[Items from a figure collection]
▬▬▬

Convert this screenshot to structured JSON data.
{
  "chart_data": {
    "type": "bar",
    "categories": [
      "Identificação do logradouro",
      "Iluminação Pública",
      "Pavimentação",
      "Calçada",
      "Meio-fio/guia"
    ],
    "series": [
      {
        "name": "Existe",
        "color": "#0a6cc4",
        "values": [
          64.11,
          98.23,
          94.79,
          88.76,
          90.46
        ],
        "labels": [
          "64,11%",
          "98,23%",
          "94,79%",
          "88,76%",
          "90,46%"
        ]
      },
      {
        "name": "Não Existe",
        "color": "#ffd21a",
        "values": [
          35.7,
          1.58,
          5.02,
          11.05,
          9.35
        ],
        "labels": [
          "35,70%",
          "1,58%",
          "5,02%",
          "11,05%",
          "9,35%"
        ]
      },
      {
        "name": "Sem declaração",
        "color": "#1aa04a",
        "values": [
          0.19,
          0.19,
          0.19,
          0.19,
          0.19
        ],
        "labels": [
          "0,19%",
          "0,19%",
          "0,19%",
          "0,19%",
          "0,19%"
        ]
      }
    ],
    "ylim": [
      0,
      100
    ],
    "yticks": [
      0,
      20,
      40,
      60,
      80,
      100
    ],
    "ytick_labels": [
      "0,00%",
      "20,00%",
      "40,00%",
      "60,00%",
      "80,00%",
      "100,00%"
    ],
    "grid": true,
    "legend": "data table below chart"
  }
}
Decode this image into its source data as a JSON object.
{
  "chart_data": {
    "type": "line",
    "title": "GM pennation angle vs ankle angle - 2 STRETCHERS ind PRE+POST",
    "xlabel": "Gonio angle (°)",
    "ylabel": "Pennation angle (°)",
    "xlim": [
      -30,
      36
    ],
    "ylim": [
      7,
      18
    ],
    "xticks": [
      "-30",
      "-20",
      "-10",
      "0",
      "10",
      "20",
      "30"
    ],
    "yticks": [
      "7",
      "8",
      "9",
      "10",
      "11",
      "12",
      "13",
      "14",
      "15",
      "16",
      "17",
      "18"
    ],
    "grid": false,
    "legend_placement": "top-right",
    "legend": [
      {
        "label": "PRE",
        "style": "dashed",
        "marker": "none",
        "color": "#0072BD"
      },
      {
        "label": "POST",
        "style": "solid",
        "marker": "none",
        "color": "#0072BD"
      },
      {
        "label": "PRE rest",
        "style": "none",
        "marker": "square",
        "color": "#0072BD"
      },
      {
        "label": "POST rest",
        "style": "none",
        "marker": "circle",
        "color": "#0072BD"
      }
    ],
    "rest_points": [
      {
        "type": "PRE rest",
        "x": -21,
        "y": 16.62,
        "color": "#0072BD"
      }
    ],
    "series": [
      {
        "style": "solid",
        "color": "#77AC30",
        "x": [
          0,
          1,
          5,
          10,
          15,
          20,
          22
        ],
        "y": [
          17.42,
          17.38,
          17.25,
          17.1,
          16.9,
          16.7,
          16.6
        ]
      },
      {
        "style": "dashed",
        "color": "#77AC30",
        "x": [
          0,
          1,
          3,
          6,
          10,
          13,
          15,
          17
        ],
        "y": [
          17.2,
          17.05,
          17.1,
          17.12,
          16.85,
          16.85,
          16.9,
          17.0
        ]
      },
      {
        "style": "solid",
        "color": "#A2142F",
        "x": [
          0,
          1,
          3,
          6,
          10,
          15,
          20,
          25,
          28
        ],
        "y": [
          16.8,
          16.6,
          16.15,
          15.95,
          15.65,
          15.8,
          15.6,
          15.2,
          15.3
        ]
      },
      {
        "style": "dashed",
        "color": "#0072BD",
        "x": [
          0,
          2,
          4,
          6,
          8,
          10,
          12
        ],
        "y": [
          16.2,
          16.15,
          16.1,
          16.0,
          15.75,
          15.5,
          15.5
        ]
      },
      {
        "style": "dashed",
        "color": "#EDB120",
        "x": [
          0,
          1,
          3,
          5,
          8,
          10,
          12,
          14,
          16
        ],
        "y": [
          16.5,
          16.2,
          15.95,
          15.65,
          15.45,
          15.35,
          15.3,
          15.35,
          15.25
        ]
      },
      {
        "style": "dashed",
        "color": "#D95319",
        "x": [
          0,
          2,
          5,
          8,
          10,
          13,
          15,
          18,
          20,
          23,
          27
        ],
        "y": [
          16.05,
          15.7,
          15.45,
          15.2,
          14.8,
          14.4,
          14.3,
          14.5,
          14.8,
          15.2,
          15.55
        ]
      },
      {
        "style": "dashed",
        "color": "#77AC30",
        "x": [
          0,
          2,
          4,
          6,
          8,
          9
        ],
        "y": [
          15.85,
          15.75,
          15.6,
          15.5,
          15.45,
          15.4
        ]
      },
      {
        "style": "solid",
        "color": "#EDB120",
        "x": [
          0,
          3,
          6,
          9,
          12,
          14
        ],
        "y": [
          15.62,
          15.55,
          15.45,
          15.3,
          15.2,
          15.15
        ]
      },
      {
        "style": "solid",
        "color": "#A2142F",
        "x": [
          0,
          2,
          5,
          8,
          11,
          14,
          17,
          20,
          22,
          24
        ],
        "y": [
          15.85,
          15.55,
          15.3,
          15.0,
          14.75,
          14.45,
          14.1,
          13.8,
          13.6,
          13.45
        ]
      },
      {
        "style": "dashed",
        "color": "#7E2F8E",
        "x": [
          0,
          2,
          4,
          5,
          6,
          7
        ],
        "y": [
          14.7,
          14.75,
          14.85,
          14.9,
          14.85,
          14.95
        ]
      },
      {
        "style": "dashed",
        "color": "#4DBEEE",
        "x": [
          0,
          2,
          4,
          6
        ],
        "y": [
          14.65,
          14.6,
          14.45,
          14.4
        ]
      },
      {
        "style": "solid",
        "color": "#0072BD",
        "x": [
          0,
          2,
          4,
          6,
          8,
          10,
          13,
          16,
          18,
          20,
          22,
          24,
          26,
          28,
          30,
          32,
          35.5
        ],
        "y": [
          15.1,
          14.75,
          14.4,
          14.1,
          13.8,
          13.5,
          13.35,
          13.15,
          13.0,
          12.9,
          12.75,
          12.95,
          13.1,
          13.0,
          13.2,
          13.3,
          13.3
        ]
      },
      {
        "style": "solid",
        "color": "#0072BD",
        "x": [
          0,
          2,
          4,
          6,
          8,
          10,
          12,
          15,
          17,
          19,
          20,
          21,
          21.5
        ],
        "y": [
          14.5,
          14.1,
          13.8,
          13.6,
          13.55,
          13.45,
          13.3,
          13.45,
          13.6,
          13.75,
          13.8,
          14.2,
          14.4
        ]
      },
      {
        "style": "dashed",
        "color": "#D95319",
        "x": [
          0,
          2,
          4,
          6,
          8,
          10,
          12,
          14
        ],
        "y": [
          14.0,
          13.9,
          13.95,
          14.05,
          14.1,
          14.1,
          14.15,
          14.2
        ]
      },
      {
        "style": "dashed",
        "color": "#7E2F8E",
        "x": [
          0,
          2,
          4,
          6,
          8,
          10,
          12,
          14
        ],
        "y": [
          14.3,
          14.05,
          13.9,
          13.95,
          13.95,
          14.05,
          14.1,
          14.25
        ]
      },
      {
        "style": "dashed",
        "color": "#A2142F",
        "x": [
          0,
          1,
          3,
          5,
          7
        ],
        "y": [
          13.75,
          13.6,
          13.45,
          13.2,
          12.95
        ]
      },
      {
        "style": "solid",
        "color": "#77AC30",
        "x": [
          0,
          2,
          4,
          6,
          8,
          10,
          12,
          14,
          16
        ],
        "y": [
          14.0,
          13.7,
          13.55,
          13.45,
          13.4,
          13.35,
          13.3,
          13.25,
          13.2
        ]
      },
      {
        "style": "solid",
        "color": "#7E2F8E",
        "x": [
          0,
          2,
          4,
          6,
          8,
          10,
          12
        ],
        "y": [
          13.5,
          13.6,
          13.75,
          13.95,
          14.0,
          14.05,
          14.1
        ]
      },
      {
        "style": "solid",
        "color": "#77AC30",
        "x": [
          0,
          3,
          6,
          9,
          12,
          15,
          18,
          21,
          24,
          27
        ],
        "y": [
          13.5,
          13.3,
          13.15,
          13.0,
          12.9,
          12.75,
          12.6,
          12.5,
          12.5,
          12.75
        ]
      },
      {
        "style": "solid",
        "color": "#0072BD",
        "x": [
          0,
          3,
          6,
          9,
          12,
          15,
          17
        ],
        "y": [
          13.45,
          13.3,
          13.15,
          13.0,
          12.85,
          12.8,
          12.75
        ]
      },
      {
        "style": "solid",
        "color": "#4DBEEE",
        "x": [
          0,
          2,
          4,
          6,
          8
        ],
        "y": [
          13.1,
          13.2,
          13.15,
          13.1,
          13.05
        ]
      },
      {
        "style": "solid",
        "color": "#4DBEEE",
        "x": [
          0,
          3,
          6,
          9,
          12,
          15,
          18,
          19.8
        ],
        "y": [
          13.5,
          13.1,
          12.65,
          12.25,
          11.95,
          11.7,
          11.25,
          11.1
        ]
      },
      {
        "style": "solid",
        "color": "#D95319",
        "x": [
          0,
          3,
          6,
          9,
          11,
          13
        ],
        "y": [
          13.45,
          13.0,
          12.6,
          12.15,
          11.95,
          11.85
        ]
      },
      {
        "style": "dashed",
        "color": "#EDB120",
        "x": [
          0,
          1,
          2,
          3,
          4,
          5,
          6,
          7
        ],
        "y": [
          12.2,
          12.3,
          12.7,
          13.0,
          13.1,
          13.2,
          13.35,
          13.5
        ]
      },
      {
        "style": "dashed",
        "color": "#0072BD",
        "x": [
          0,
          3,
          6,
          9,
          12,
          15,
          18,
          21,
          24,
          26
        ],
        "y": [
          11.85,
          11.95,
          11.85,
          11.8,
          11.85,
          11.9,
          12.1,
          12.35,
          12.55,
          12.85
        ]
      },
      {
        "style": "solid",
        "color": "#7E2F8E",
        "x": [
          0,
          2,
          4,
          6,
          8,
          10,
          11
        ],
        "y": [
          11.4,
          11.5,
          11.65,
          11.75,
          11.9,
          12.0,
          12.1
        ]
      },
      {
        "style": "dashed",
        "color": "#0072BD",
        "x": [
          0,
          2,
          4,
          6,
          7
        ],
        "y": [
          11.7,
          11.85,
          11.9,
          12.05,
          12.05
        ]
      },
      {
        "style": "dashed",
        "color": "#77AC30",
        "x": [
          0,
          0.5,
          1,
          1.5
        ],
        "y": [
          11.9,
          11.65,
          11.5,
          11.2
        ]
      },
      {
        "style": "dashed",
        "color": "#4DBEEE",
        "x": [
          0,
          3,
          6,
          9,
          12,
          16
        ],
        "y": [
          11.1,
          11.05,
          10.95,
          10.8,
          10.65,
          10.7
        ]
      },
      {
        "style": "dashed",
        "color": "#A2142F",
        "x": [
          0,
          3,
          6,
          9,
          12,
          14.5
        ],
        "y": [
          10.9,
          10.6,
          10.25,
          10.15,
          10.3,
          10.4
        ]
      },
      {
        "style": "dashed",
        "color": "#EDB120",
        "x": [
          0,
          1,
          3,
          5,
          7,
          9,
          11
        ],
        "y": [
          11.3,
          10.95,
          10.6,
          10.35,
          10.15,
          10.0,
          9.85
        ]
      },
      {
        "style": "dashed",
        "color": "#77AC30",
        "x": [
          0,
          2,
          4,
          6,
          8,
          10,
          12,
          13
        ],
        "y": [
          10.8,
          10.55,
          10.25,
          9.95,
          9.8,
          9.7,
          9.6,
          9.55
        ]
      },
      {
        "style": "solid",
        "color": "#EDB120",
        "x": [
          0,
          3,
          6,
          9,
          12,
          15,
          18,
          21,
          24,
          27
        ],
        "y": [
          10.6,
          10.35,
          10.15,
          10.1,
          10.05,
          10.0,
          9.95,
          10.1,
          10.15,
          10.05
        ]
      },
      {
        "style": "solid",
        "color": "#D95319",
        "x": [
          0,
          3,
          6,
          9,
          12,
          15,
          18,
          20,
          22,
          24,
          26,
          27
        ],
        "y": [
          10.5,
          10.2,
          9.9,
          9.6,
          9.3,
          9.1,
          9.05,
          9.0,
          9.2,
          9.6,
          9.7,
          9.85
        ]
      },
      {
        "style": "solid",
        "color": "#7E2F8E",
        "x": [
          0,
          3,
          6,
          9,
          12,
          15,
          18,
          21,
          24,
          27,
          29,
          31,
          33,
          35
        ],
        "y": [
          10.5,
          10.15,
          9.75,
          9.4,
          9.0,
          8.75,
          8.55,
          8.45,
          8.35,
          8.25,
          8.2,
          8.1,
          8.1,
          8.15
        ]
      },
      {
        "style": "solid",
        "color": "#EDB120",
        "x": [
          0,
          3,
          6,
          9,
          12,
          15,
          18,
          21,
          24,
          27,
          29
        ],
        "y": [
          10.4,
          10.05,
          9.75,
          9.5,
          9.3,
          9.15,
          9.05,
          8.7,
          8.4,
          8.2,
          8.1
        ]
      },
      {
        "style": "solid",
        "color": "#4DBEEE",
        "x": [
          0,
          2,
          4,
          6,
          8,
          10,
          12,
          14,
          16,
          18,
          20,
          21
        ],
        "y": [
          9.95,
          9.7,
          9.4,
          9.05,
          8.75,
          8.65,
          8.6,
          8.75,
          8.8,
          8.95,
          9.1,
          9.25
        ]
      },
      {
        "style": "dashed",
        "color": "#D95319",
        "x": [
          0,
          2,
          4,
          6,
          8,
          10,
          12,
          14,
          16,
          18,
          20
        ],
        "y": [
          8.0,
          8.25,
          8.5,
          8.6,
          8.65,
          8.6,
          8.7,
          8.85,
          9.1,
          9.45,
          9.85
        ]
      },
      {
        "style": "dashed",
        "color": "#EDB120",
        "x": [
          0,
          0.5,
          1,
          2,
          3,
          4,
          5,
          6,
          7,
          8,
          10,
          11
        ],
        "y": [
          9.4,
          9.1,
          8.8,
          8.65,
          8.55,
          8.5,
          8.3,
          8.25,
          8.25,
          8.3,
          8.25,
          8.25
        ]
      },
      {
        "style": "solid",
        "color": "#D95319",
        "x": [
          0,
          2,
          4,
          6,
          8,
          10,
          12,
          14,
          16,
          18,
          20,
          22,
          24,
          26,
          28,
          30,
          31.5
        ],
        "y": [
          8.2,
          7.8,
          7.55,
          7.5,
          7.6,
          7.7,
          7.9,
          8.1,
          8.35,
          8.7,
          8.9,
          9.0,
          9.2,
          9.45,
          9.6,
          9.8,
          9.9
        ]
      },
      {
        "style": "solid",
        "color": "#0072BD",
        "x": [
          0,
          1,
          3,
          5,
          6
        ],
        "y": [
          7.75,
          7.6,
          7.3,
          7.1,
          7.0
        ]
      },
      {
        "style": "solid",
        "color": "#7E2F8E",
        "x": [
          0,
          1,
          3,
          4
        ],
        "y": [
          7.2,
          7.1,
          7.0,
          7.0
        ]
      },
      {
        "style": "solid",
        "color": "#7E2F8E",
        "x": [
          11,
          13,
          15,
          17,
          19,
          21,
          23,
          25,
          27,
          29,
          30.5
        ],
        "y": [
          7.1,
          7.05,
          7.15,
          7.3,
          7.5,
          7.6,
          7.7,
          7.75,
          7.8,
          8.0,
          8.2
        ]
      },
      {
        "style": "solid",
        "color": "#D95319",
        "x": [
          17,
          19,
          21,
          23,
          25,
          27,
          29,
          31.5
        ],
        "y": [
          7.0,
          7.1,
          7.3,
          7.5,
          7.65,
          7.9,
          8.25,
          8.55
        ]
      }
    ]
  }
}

▬▬▬

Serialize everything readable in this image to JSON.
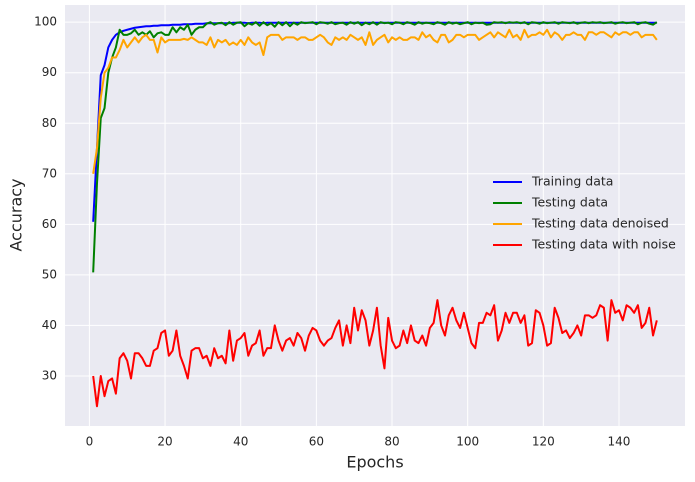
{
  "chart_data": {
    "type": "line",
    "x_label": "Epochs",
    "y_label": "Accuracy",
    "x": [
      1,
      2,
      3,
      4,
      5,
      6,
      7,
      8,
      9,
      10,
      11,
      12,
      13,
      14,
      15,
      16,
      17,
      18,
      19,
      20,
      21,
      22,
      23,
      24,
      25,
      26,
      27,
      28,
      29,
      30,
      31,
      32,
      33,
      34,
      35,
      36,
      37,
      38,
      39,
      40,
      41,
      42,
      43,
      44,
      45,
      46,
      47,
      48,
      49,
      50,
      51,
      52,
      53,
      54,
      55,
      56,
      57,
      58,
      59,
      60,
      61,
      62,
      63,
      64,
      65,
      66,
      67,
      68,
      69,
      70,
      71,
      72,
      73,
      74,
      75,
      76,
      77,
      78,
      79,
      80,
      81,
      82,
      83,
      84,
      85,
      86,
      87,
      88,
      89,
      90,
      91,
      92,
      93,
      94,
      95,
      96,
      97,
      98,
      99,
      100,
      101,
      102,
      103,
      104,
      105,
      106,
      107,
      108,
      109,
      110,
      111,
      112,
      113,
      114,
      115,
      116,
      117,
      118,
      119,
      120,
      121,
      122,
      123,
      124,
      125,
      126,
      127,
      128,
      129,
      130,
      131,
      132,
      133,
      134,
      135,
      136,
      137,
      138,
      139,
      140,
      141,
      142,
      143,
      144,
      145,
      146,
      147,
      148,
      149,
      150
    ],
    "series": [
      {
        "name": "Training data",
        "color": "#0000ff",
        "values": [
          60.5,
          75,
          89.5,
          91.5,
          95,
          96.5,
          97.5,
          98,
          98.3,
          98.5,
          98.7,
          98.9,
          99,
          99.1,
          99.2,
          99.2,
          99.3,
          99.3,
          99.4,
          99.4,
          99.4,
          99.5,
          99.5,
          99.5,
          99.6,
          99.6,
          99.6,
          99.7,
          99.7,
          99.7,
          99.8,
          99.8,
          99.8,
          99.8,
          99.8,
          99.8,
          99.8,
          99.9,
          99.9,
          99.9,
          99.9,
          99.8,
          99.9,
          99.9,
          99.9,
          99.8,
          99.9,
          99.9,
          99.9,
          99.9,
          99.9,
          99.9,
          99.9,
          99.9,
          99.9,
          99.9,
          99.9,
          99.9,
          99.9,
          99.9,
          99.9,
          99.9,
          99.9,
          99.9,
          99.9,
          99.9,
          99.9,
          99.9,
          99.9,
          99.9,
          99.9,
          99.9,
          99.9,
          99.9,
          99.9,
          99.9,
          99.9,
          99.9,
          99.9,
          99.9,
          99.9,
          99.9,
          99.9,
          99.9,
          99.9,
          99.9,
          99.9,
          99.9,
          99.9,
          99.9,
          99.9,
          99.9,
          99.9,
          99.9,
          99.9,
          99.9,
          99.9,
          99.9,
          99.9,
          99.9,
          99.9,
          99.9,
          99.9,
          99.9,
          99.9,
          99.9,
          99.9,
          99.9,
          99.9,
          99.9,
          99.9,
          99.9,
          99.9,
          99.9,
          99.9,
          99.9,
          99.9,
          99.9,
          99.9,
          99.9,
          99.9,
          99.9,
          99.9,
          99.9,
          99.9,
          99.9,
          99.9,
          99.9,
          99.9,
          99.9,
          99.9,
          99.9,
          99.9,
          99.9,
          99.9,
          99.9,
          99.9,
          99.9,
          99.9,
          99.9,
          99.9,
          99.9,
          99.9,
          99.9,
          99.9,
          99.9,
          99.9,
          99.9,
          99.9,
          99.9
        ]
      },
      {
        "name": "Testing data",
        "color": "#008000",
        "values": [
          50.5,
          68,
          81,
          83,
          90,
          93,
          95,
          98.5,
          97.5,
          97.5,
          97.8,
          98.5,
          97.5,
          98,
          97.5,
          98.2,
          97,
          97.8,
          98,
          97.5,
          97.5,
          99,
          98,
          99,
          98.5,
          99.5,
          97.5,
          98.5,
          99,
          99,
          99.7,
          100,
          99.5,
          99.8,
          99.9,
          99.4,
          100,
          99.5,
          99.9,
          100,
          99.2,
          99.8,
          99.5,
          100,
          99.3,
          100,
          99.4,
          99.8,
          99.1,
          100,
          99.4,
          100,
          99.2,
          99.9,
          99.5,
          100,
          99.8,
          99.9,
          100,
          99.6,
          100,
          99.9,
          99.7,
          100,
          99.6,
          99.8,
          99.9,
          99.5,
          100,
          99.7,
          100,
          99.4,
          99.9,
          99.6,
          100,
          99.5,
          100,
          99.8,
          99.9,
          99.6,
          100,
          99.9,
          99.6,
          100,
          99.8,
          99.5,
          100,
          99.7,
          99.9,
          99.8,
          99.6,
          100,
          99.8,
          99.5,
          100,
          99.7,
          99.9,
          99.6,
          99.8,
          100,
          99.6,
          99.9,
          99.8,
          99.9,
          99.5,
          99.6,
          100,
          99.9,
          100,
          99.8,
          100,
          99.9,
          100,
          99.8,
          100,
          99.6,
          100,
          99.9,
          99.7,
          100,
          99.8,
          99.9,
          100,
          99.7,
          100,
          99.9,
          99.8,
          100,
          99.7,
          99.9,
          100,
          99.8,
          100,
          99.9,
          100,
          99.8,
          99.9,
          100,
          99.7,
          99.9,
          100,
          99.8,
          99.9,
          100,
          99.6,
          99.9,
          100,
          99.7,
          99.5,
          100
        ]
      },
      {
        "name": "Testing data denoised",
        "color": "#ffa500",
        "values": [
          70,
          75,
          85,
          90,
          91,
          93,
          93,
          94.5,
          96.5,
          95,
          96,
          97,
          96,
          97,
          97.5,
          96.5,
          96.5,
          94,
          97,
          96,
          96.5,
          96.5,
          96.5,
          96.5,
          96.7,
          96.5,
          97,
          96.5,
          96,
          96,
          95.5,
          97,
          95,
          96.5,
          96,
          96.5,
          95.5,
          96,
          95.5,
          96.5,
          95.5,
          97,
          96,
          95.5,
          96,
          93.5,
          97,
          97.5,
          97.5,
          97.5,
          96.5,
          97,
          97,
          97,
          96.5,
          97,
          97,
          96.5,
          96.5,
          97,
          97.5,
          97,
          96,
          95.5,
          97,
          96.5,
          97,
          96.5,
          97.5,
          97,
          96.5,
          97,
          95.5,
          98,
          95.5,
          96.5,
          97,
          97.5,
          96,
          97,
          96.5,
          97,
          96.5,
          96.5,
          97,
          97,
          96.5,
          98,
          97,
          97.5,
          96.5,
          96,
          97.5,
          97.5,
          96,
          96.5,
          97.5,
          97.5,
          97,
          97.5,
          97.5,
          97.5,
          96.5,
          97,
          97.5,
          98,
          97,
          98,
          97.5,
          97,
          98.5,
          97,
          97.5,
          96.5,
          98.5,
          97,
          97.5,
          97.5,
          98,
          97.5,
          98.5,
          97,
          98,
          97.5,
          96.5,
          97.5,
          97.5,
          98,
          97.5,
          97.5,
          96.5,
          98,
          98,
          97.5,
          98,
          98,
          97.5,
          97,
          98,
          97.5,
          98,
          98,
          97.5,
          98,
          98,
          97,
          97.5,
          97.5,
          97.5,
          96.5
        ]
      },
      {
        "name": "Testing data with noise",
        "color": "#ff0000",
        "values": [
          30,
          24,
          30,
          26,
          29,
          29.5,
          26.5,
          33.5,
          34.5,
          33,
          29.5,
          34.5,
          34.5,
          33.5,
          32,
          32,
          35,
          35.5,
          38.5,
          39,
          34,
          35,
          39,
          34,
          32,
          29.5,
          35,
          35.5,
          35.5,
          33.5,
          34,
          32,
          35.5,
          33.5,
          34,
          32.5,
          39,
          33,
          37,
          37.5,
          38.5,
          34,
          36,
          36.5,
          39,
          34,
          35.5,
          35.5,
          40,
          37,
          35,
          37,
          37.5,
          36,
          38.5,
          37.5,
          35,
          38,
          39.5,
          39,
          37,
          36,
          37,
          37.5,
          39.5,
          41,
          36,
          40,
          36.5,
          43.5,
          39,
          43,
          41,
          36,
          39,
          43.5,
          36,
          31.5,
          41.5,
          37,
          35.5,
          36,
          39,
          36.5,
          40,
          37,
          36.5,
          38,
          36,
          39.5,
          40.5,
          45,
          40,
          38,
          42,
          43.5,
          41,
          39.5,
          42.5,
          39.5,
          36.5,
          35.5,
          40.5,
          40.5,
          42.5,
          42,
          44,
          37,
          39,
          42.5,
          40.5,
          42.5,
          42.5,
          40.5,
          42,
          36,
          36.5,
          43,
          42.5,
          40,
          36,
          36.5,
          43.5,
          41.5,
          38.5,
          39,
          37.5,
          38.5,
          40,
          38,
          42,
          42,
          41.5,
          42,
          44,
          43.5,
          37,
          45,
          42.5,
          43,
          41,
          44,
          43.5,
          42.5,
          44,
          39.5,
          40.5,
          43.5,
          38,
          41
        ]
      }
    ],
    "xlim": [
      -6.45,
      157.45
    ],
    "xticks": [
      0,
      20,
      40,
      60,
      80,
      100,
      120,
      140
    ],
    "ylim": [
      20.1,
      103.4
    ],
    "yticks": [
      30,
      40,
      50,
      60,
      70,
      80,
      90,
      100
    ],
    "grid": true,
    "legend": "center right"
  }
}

▬▬▬

Given instruction ▸
Isolate the lines above that contain the word "name" and copy them.

Solution to this task ▸
        "name": "Existe",
        "name": "Não Existe",
        "name": "Sem declaração",
        "name": "Training data",
        "name": "Testing data",
        "name": "Testing data denoised",
        "name": "Testing data with noise",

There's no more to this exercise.